**PROBLEM DESCRIPTION**
From the entries below, list each line with "постели".

**DATA FOR THE TASK**
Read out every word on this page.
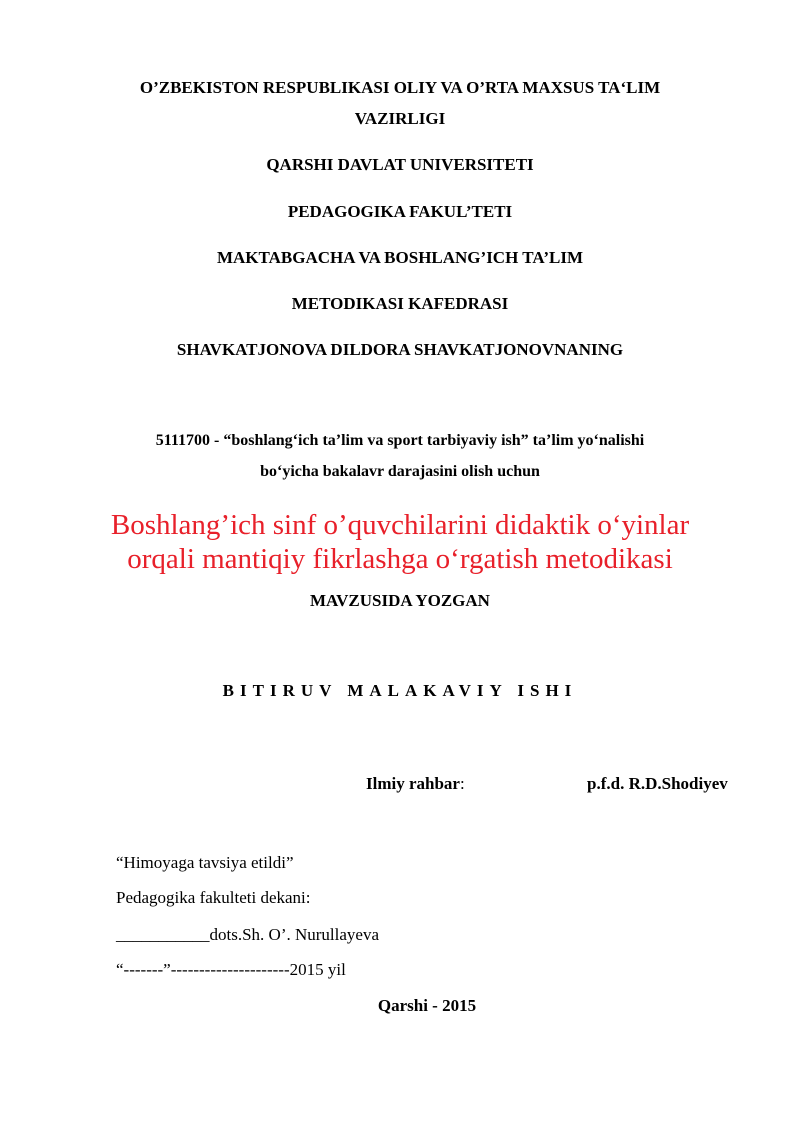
O’ZBEKISTON RESPUBLIKASI OLIY VA O’RTA MAXSUS TA‘LIM
VAZIRLIGI
QARSHI DAVLAT UNIVERSITETI
PEDAGOGIKA FAKUL’TETI
MAKTABGACHA VA BOSHLANG’ICH TA’LIM
METODIKASI KAFEDRASI
SHAVKATJONOVA DILDORA SHAVKATJONOVNANING
5111700 - “boshlang‘ich ta’lim va sport tarbiyaviy ish” ta’lim yo‘nalishi
bo‘yicha bakalavr darajasini olish uchun
Boshlang’ich sinf o’quvchilarini didaktik o‘yinlar
orqali mantiqiy fikrlashga o‘rgatish metodikasi
MAVZUSIDA YOZGAN
BITIRUV MALAKAVIY ISHI
Ilmiy rahbar:	p.f.d. R.D.Shodiyev
“Himoyaga tavsiya etildi”
Pedagogika fakulteti dekani:
___________dots.Sh. O’. Nurullayeva
“-------”---------------------2015 yil
Qarshi - 2015
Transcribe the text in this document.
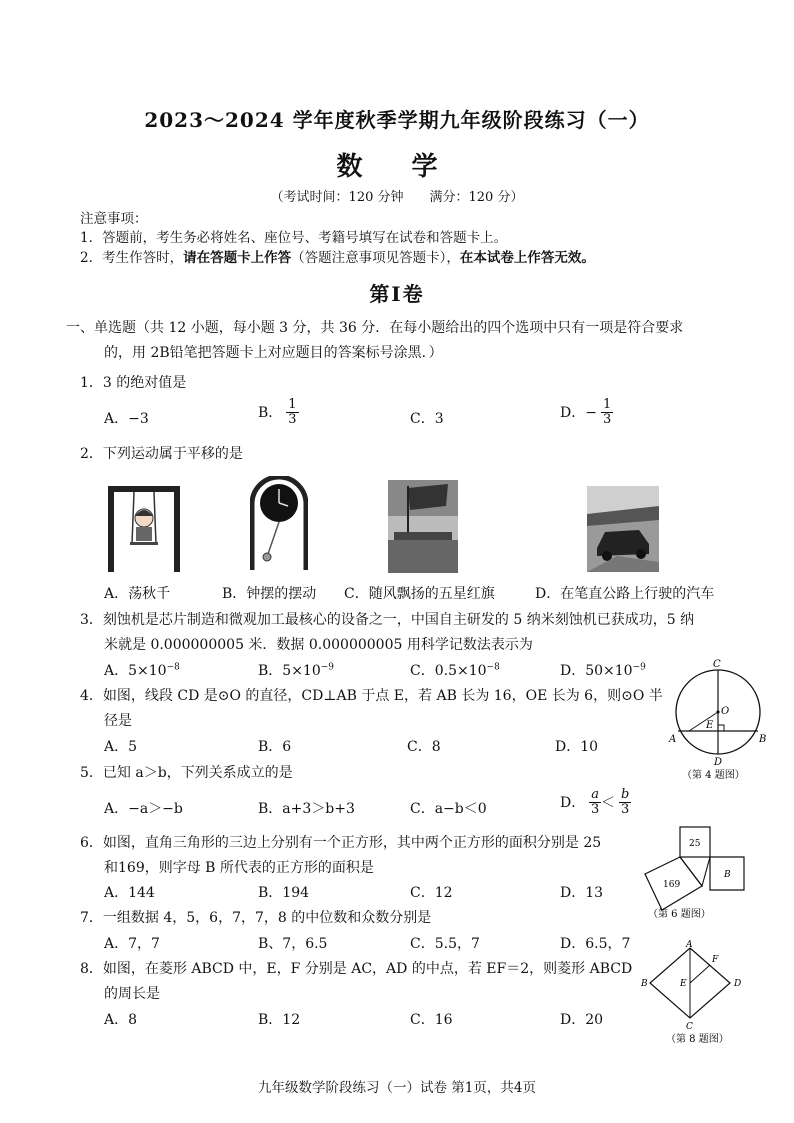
2023～2024 学年度秋季学期九年级阶段练习（一）
数 学
（考试时间：120 分钟　　满分：120 分）
注意事项：
1．答题前，考生务必将姓名、座位号、考籍号填写在试卷和答题卡上。
2．考生作答时，请在答题卡上作答（答题注意事项见答题卡），在本试卷上作答无效。
第Ⅰ卷
一、单选题（共 12 小题，每小题 3 分，共 36 分．在每小题给出的四个选项中只有一项是符合要求
的，用 2B铅笔把答题卡上对应题目的答案标号涂黑．）
1．3 的绝对值是
A．−3	B． $\frac{1}{3}$	C．3	D．− $\frac{1}{3}$
2．下列运动属于平移的是
A．荡秋千	B．钟摆的摆动 C．随风飘扬的五星红旗	D．在笔直公路上行驶的汽车
3．刻蚀机是芯片制造和微观加工最核心的设备之一，中国自主研发的 5 纳米刻蚀机已获成功，5 纳
米就是 0.000000005 米．数据 0.000000005 用科学记数法表示为
A．$5\times 10^{-8}$	B．$5\times 10^{-9}$	C．$0.5\times 10^{-8}$	D．$50\times 10^{-9}$
4．如图，线段 CD 是⊙O 的直径，CD⊥AB 于点 E，若 AB 长为 16，OE 长为 6，则⊙O 半
径是
A．5	B．6	C．8	D．10
C
O
E
A	B
D
（第 4 题图）
5．已知 a＞b，下列关系成立的是
A．−a＞−b	B．a+3＞b+3	C．a−b＜0	D． $\frac{a}{3} < \frac{b}{3}$
6．如图，直角三角形的三边上分别有一个正方形，其中两个正方形的面积分别是 25
和169，则字母 B 所代表的正方形的面积是
A．144	B．194	C．12	D．13
25
169
B
（第 6 题图）
7．一组数据 4，5，6，7，7，8 的中位数和众数分别是
A．7，7	B、7，6.5	C．5.5，7	D．6.5，7
8．如图，在菱形 ABCD 中，E，F 分别是 AC，AD 的中点，若 EF＝2，则菱形 ABCD
的周长是
A．8	B．12	C．16	D．20
A
B
C
D
E
F
（第 8 题图）
九年级数学阶段练习（一）试卷 第1页，共4页
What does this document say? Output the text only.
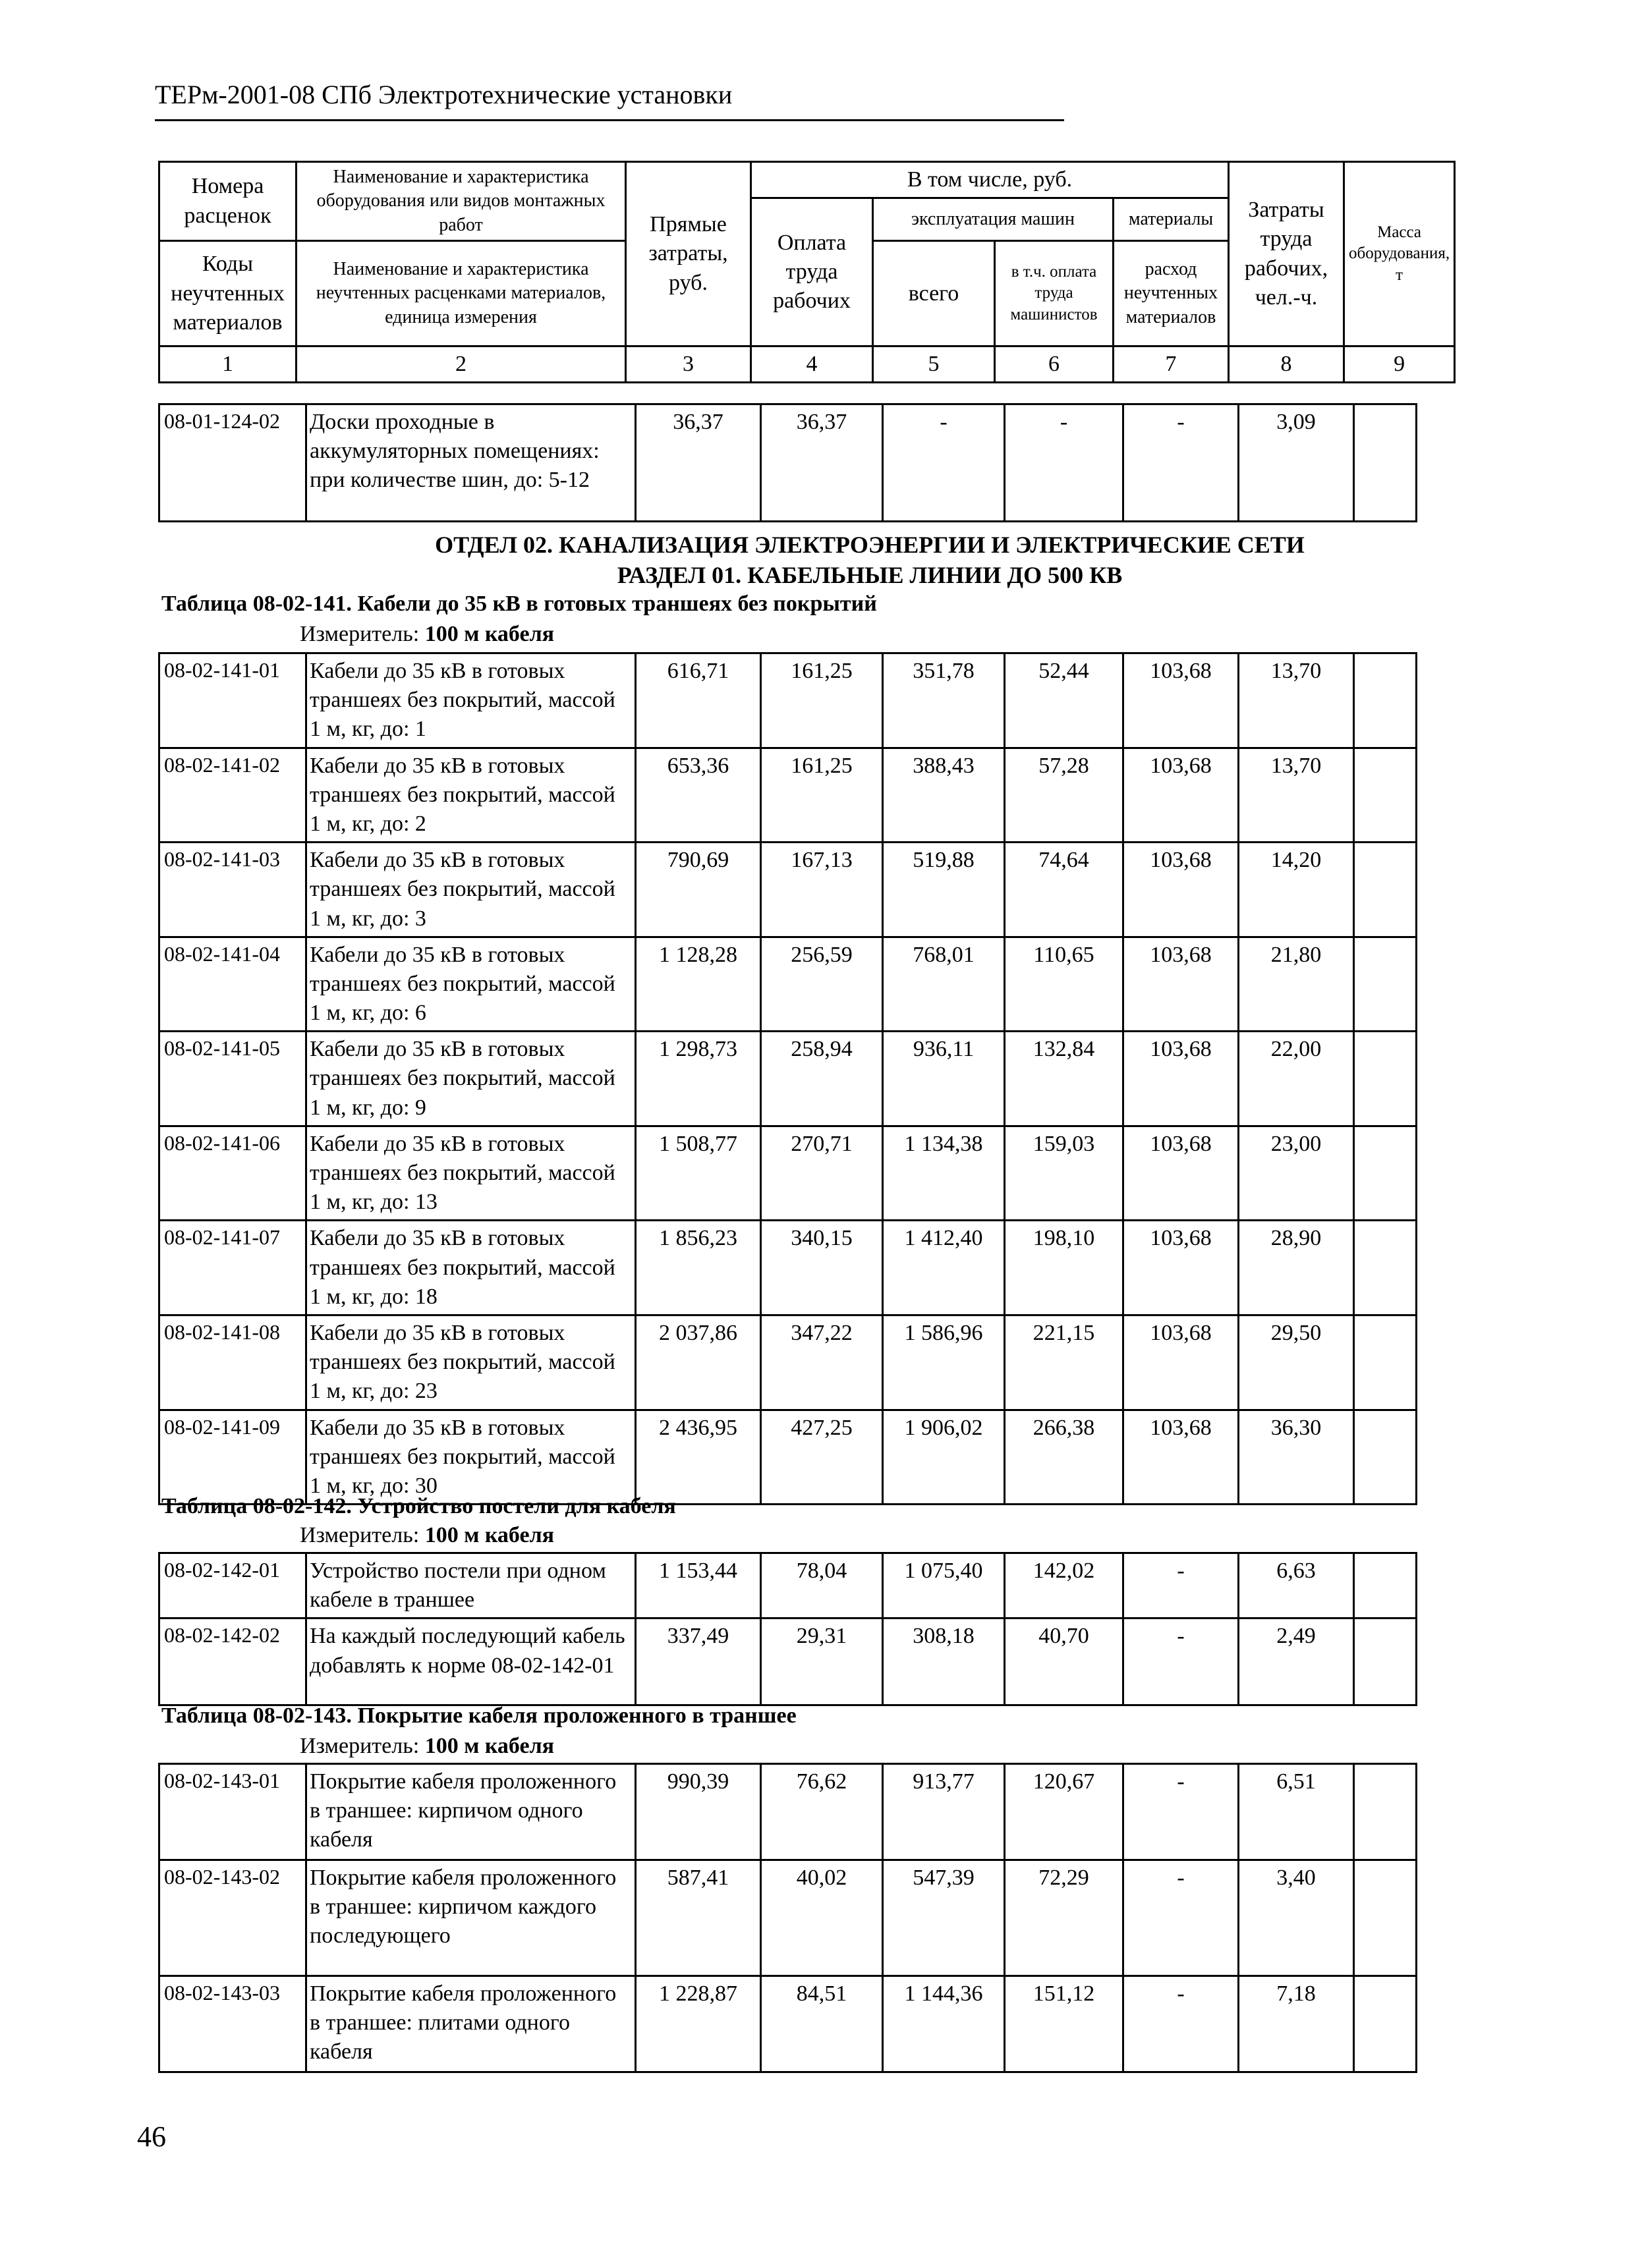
ТЕРм-2001-08 СПб Электротехнические установки
Номера расценок	Наименование и характеристика оборудования или видов монтажных работ	Прямые затраты, руб.	В том числе, руб.				Затраты труда рабочих, чел.-ч.	Масса оборудования, т
			Оплата труда рабочих	эксплуатация машин		материалы		
Коды неучтенных материалов	Наименование и характеристика неучтенных расценками материалов, единица измерения			всего	в т.ч. оплата труда машинистов	расход неучтенных материалов		

1	2	3	4	5	6	7	8	9
08-01-124-02	Доски проходные в аккумуляторных помещениях: при количестве шин, до: 5-12	36,37	36,37	-	-	-	3,09	
ОТДЕЛ 02. КАНАЛИЗАЦИЯ ЭЛЕКТРОЭНЕРГИИ И ЭЛЕКТРИЧЕСКИЕ СЕТИ
РАЗДЕЛ 01. КАБЕЛЬНЫЕ ЛИНИИ ДО 500 КВ
Таблица 08-02-141. Кабели до 35 кВ в готовых траншеях без покрытий
Измеритель: 100 м кабеля
08-02-141-01	Кабели до 35 кВ в готовых траншеях без покрытий, массой 1 м, кг, до: 1	616,71	161,25	351,78	52,44	103,68	13,70	
08-02-141-02	Кабели до 35 кВ в готовых траншеях без покрытий, массой 1 м, кг, до: 2	653,36	161,25	388,43	57,28	103,68	13,70	
08-02-141-03	Кабели до 35 кВ в готовых траншеях без покрытий, массой 1 м, кг, до: 3	790,69	167,13	519,88	74,64	103,68	14,20	
08-02-141-04	Кабели до 35 кВ в готовых траншеях без покрытий, массой 1 м, кг, до: 6	1 128,28	256,59	768,01	110,65	103,68	21,80	
08-02-141-05	Кабели до 35 кВ в готовых траншеях без покрытий, массой 1 м, кг, до: 9	1 298,73	258,94	936,11	132,84	103,68	22,00	
08-02-141-06	Кабели до 35 кВ в готовых траншеях без покрытий, массой 1 м, кг, до: 13	1 508,77	270,71	1 134,38	159,03	103,68	23,00	
08-02-141-07	Кабели до 35 кВ в готовых траншеях без покрытий, массой 1 м, кг, до: 18	1 856,23	340,15	1 412,40	198,10	103,68	28,90	
08-02-141-08	Кабели до 35 кВ в готовых траншеях без покрытий, массой 1 м, кг, до: 23	2 037,86	347,22	1 586,96	221,15	103,68	29,50	
08-02-141-09	Кабели до 35 кВ в готовых траншеях без покрытий, массой 1 м, кг, до: 30	2 436,95	427,25	1 906,02	266,38	103,68	36,30	
Таблица 08-02-142. Устройство постели для кабеля
Измеритель: 100 м кабеля
08-02-142-01	Устройство постели при одном кабеле в траншее	1 153,44	78,04	1 075,40	142,02	-	6,63	
08-02-142-02	На каждый последующий кабель добавлять к норме 08-02-142-01	337,49	29,31	308,18	40,70	-	2,49	
Таблица 08-02-143. Покрытие кабеля проложенного в траншее
Измеритель: 100 м кабеля
08-02-143-01	Покрытие кабеля проложенного в траншее: кирпичом одного кабеля	990,39	76,62	913,77	120,67	-	6,51	
08-02-143-02	Покрытие кабеля проложенного в траншее: кирпичом каждого последующего	587,41	40,02	547,39	72,29	-	3,40	
08-02-143-03	Покрытие кабеля проложенного в траншее: плитами одного кабеля	1 228,87	84,51	1 144,36	151,12	-	7,18	
46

**RESULT FOR THIS TASK**
Таблица 08-02-142. Устройство постели для кабеля
08-02-142-01	Устройство постели при одном кабеле в траншее	1 153,44	78,04	1 075,40	142,02	-	6,63	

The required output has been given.